> EXERCISE: Reproduce the full listing that appears beneath this instruction exactly.

> AVAILABLE DATA:

>> Start

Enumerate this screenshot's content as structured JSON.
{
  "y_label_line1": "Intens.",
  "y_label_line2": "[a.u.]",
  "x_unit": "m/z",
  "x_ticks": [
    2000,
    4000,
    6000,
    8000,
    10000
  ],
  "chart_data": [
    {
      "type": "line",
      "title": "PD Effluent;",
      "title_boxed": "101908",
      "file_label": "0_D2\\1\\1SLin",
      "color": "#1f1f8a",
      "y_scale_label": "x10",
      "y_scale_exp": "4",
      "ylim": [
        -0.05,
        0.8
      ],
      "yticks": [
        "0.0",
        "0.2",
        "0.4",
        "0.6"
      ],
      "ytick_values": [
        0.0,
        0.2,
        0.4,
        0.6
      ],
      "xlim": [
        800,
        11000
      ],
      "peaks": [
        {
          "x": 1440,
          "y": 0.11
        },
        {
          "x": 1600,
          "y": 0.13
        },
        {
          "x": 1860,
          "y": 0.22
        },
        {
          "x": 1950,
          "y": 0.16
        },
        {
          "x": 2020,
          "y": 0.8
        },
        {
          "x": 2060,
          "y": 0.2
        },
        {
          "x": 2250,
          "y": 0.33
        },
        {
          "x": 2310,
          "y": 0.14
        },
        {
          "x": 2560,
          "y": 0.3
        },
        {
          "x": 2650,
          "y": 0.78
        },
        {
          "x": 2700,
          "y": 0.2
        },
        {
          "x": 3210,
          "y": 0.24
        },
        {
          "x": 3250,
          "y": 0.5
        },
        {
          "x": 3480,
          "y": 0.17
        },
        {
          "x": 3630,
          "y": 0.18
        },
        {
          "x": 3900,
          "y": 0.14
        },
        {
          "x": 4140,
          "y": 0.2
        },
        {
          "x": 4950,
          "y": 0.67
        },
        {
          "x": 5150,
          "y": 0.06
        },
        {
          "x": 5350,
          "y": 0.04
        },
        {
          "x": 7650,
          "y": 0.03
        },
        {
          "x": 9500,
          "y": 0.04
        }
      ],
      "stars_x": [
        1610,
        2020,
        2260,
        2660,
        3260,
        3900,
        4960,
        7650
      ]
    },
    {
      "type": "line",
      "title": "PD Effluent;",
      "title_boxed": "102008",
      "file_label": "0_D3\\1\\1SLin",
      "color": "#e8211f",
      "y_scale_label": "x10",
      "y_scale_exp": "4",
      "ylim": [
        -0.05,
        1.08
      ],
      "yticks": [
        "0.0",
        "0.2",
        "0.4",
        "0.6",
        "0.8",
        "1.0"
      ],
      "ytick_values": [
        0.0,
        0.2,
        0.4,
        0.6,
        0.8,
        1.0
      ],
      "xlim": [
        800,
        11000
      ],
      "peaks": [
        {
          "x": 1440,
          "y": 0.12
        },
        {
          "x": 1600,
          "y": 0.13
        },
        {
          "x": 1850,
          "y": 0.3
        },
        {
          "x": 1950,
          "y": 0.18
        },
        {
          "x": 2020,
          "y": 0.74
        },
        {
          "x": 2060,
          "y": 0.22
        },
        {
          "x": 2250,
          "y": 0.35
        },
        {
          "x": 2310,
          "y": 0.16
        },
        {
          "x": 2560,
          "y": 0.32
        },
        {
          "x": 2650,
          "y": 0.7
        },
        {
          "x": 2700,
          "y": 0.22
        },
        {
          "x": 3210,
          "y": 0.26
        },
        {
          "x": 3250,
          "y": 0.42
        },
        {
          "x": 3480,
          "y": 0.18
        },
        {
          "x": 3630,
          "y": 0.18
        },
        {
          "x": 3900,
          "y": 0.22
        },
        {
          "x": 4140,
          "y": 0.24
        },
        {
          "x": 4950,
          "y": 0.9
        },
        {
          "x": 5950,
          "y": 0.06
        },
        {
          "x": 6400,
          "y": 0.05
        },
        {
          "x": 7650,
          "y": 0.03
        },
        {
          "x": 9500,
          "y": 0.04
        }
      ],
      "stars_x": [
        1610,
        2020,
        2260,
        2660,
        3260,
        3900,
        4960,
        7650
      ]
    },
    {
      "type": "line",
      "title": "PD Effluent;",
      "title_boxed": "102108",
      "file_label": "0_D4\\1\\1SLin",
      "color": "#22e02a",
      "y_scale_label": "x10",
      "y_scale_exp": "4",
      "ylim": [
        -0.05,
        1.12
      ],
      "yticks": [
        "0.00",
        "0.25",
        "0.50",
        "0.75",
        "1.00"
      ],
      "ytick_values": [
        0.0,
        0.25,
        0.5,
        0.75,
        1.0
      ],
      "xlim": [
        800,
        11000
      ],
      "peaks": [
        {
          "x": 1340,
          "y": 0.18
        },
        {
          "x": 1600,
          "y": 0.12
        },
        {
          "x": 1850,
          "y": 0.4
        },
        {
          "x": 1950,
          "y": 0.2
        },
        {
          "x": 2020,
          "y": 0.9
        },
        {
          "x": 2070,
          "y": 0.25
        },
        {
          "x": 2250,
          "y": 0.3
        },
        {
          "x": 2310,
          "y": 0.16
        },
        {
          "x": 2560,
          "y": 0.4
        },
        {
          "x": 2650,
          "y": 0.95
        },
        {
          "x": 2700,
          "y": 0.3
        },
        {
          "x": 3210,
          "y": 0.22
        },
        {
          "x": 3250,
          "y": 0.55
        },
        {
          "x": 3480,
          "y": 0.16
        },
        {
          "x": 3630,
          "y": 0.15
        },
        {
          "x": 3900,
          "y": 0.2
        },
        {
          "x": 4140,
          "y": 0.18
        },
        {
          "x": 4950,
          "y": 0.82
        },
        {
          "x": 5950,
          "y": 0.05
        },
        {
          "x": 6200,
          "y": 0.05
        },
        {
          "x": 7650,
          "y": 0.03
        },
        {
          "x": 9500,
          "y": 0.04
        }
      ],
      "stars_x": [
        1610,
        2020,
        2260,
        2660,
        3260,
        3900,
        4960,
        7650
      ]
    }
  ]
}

>> End

> CORRECT RESULT:
Enumerate this screenshot's content as structured JSON.
{
  "y_label_line1": "Intens.",
  "y_label_line2": "[a.u.]",
  "x_unit": "m/z",
  "x_ticks": [
    2000,
    4000,
    6000,
    8000,
    10000
  ],
  "chart_data": [
    {
      "type": "line",
      "title": "PD Effluent;",
      "title_boxed": "101908",
      "file_label": "0_D2\\1\\1SLin",
      "color": "#1f1f8a",
      "y_scale_label": "x10",
      "y_scale_exp": "4",
      "ylim": [
        -0.05,
        0.8
      ],
      "yticks": [
        "0.0",
        "0.2",
        "0.4",
        "0.6"
      ],
      "ytick_values": [
        0.0,
        0.2,
        0.4,
        0.6
      ],
      "xlim": [
        800,
        11000
      ],
      "peaks": [
        {
          "x": 1440,
          "y": 0.11
        },
        {
          "x": 1600,
          "y": 0.13
        },
        {
          "x": 1860,
          "y": 0.22
        },
        {
          "x": 1950,
          "y": 0.16
        },
        {
          "x": 2020,
          "y": 0.8
        },
        {
          "x": 2060,
          "y": 0.2
        },
        {
          "x": 2250,
          "y": 0.33
        },
        {
          "x": 2310,
          "y": 0.14
        },
        {
          "x": 2560,
          "y": 0.3
        },
        {
          "x": 2650,
          "y": 0.78
        },
        {
          "x": 2700,
          "y": 0.2
        },
        {
          "x": 3210,
          "y": 0.24
        },
        {
          "x": 3250,
          "y": 0.5
        },
        {
          "x": 3480,
          "y": 0.17
        },
        {
          "x": 3630,
          "y": 0.18
        },
        {
          "x": 3900,
          "y": 0.14
        },
        {
          "x": 4140,
          "y": 0.2
        },
        {
          "x": 4950,
          "y": 0.67
        },
        {
          "x": 5150,
          "y": 0.06
        },
        {
          "x": 5350,
          "y": 0.04
        },
        {
          "x": 7650,
          "y": 0.03
        },
        {
          "x": 9500,
          "y": 0.04
        }
      ],
      "stars_x": [
        1610,
        2020,
        2260,
        2660,
        3260,
        3900,
        4960,
        7650
      ]
    },
    {
      "type": "line",
      "title": "PD Effluent;",
      "title_boxed": "102008",
      "file_label": "0_D3\\1\\1SLin",
      "color": "#e8211f",
      "y_scale_label": "x10",
      "y_scale_exp": "4",
      "ylim": [
        -0.05,
        1.08
      ],
      "yticks": [
        "0.0",
        "0.2",
        "0.4",
        "0.6",
        "0.8",
        "1.0"
      ],
      "ytick_values": [
        0.0,
        0.2,
        0.4,
        0.6,
        0.8,
        1.0
      ],
      "xlim": [
        800,
        11000
      ],
      "peaks": [
        {
          "x": 1440,
          "y": 0.12
        },
        {
          "x": 1600,
          "y": 0.13
        },
        {
          "x": 1850,
          "y": 0.3
        },
        {
          "x": 1950,
          "y": 0.18
        },
        {
          "x": 2020,
          "y": 0.74
        },
        {
          "x": 2060,
          "y": 0.22
        },
        {
          "x": 2250,
          "y": 0.35
        },
        {
          "x": 2310,
          "y": 0.16
        },
        {
          "x": 2560,
          "y": 0.32
        },
        {
          "x": 2650,
          "y": 0.7
        },
        {
          "x": 2700,
          "y": 0.22
        },
        {
          "x": 3210,
          "y": 0.26
        },
        {
          "x": 3250,
          "y": 0.42
        },
        {
          "x": 3480,
          "y": 0.18
        },
        {
          "x": 3630,
          "y": 0.18
        },
        {
          "x": 3900,
          "y": 0.22
        },
        {
          "x": 4140,
          "y": 0.24
        },
        {
          "x": 4950,
          "y": 0.9
        },
        {
          "x": 5950,
          "y": 0.06
        },
        {
          "x": 6400,
          "y": 0.05
        },
        {
          "x": 7650,
          "y": 0.03
        },
        {
          "x": 9500,
          "y": 0.04
        }
      ],
      "stars_x": [
        1610,
        2020,
        2260,
        2660,
        3260,
        3900,
        4960,
        7650
      ]
    },
    {
      "type": "line",
      "title": "PD Effluent;",
      "title_boxed": "102108",
      "file_label": "0_D4\\1\\1SLin",
      "color": "#22e02a",
      "y_scale_label": "x10",
      "y_scale_exp": "4",
      "ylim": [
        -0.05,
        1.12
      ],
      "yticks": [
        "0.00",
        "0.25",
        "0.50",
        "0.75",
        "1.00"
      ],
      "ytick_values": [
        0.0,
        0.25,
        0.5,
        0.75,
        1.0
      ],
      "xlim": [
        800,
        11000
      ],
      "peaks": [
        {
          "x": 1340,
          "y": 0.18
        },
        {
          "x": 1600,
          "y": 0.12
        },
        {
          "x": 1850,
          "y": 0.4
        },
        {
          "x": 1950,
          "y": 0.2
        },
        {
          "x": 2020,
          "y": 0.9
        },
        {
          "x": 2070,
          "y": 0.25
        },
        {
          "x": 2250,
          "y": 0.3
        },
        {
          "x": 2310,
          "y": 0.16
        },
        {
          "x": 2560,
          "y": 0.4
        },
        {
          "x": 2650,
          "y": 0.95
        },
        {
          "x": 2700,
          "y": 0.3
        },
        {
          "x": 3210,
          "y": 0.22
        },
        {
          "x": 3250,
          "y": 0.55
        },
        {
          "x": 3480,
          "y": 0.16
        },
        {
          "x": 3630,
          "y": 0.15
        },
        {
          "x": 3900,
          "y": 0.2
        },
        {
          "x": 4140,
          "y": 0.18
        },
        {
          "x": 4950,
          "y": 0.82
        },
        {
          "x": 5950,
          "y": 0.05
        },
        {
          "x": 6200,
          "y": 0.05
        },
        {
          "x": 7650,
          "y": 0.03
        },
        {
          "x": 9500,
          "y": 0.04
        }
      ],
      "stars_x": [
        1610,
        2020,
        2260,
        2660,
        3260,
        3900,
        4960,
        7650
      ]
    }
  ]
}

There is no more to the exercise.